Kutipan ->
/---
Praktik sewa menyewa tanah seperti yang dilakukan Gurnita menjadi hal biasa saat berita soal pembebasan lahan menyeruak. Namun, jika Gurnita melakukannya untuk bertahan hidup, beberapa spekulan melakukannya semata demi keuntungan.
Hadirnya spekulan di wilayah Kertajati diakui oleh juru bicara PT BIJB. “Spekulan tersebut mengharapkan ganti rugi saat pembebasan lahan. Ada perjanjian bagi hasil dengan pemilik tanah,” ujar Ali Sodikin selaku Humas lapangan proyek BIJB.
Tak cuma rumah hantu, beberapa warga pendatang juga terindikasi melakukan praktik persewaan sawah kepada petani setempat. Menurut Ali di sekitar proyek bandara memang masih banyak sawah produktif yang belum digusur, meski sudah menjadi hak milik bandara.
“Ada preman yang menyewakan tanah sawah kepada warga, padahal pihak bandara sendiri tidak pernah melarang warga untuk bertani, namun jika suatu saat kami membutuhkan tanah tersebut warga tidak boleh menolak,” kata Ali.
BIJB mengaku masih punya masalah kekurangan lahan. Bola kini ada pada pemprov, pemkab dan biro aset daerah Jawa Barat untuk menuntaskan perkara spekulan ini. “Memang ada beberapa warga yang menolak, tapi jika dilihat dari banyaknya rumah hantu, asumsinya banyak warga yang setuju [dengan proyek bandara]. Mereka ingin tanah dan bangunannya dibayar tinggi,” ujarnya.
Saya menyempatkan diri untuk berkunjung di Desa Sukamulya, yang berjarak beberapa meter dari Desa Kertasari dan Desa Kertajati. Desa Sukamulya adalah desa terakhir yang mayoritas tanahnya belum dibebaskan untuk bandara. Baru sekitar 12 hektar lahan di Sukamulya yang sudah dibeli pemerintah. Letak desa tersebut hanya beberapa kilometer dari terminal utama.
Dalam peta rencana pembangunan bandara, desa Sukamulya terletak tepat di ujung landas pacu bandara. Desa seluas 731 hektar—618 hektar di antaranya adalah sawah— sebelum digusur menghasilkan padi senilai Rp 15 miliar sekali panen.
\---
Cuplikan Baris ->
/---
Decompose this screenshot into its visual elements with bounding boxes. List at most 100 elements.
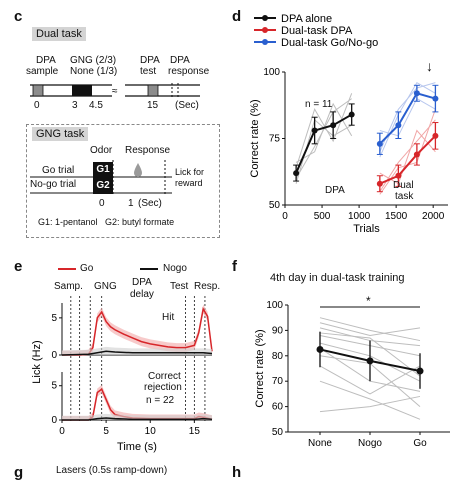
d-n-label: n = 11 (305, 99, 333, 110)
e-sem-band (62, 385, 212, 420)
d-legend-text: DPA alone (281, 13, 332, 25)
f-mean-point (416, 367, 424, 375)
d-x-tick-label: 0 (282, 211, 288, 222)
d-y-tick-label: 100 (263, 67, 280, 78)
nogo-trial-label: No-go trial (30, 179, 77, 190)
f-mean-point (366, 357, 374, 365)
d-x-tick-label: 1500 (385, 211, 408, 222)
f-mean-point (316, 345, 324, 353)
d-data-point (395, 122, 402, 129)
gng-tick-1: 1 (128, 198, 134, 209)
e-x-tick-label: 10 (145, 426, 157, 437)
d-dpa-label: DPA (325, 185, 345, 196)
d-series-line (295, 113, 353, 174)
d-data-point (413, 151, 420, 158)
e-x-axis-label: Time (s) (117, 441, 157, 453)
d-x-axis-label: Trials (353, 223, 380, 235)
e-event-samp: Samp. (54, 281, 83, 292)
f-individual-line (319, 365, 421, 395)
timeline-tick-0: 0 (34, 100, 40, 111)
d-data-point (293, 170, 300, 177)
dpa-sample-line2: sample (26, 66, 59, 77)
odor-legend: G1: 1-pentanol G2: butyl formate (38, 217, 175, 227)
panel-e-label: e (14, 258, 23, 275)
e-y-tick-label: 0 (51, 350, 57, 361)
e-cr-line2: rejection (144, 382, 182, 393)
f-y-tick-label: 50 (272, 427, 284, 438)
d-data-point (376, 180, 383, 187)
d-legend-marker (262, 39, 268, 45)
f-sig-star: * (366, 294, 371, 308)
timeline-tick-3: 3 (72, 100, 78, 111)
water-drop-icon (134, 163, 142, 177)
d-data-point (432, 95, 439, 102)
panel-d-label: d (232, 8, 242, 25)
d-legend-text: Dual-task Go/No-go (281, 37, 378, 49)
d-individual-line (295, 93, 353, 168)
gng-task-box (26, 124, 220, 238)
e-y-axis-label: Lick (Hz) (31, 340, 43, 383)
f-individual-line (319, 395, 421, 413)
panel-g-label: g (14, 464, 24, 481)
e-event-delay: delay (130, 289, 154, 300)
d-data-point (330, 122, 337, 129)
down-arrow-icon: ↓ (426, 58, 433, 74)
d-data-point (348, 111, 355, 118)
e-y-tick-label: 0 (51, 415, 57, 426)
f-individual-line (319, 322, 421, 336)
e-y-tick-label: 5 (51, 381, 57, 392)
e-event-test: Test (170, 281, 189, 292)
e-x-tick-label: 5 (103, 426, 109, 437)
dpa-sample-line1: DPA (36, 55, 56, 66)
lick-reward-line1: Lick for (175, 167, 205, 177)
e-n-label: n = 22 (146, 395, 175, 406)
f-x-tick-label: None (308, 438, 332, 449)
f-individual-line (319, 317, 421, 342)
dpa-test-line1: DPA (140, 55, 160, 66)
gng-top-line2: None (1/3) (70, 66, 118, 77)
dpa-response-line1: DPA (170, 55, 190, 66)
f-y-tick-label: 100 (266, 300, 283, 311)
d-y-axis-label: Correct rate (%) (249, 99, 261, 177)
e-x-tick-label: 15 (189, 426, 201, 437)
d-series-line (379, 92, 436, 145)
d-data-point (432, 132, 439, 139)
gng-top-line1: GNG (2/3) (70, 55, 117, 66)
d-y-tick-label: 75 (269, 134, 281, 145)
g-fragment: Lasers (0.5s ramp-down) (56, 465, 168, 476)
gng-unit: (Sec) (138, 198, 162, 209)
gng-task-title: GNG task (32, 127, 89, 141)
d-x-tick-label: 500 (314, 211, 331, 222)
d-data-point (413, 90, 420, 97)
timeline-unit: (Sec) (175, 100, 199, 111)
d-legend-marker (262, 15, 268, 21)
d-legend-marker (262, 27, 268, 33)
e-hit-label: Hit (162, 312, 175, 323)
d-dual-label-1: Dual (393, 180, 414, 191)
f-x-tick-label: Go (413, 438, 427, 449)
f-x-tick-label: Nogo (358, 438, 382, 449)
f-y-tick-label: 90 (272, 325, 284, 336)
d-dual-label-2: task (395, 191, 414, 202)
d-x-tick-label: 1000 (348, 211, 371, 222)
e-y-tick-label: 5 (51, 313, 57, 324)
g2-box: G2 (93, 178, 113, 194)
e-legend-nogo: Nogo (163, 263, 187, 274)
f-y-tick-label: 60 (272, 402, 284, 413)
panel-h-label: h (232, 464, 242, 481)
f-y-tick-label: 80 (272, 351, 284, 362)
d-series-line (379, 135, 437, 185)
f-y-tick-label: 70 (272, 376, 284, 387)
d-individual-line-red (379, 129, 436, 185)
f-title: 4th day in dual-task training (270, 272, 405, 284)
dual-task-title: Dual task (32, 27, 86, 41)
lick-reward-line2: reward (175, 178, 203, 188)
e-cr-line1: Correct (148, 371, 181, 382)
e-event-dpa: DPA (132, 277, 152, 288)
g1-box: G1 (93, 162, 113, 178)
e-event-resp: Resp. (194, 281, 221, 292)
\---
Soal Latihan 1 ->
Menurut kutipan tentang pembebasan lahan bandara di Kertajati, berapa hektar sawah yang terdapat di Desa Sukamulya?
Soal Latihan 2 ->
Tuliskan lanjutan kutipan tentang pembebasan lahan bandara di Kertajati, dimulai setelah kalimat terakhirnya.

Jawaban Akhir 1 ->
Desa Sukamulya memiliki 618 hektar sawah dari luas keseluruhan 731 hektar.

Jawaban Akhir 2 ->
Empat tahun terakhir, desa berpenduduk 5.134 jiwa tersebut menjadi lokasi pengorganisiran warga untuk menuntut proses pembebasan lahan yang transparan dan adil. Warga Sukamulya, yang belajar dari pengalaman warga Kertasari dan Kertajati, menduga ada beberapa pelanggaran termasuk indikasi korupsi dalam proses pembebasan lahan.
“Kami sudah melaporkan dugaan pelanggaran tersebut kepada Ombudsman RI dan Komnas HAM tapi sampai saat ini belum ada tindak lanjut,” ujar ketua Front Perjuangan Rakyat Sukamulya (FPRS) Bambang Nurdiansyah. “Kami menduga ada korupsi pengurangan besaran ganti-rugi objek tanah, itu belum termasuk manipulasi data.”
“Kami tidak anti terhadap proyek bandara, kami hanya menuntut pemerintah memerhatikan masa depan desa kami. Kami tidak ingin desa ini punah dan penduduknya tercecer,” imbuh Abah Heri.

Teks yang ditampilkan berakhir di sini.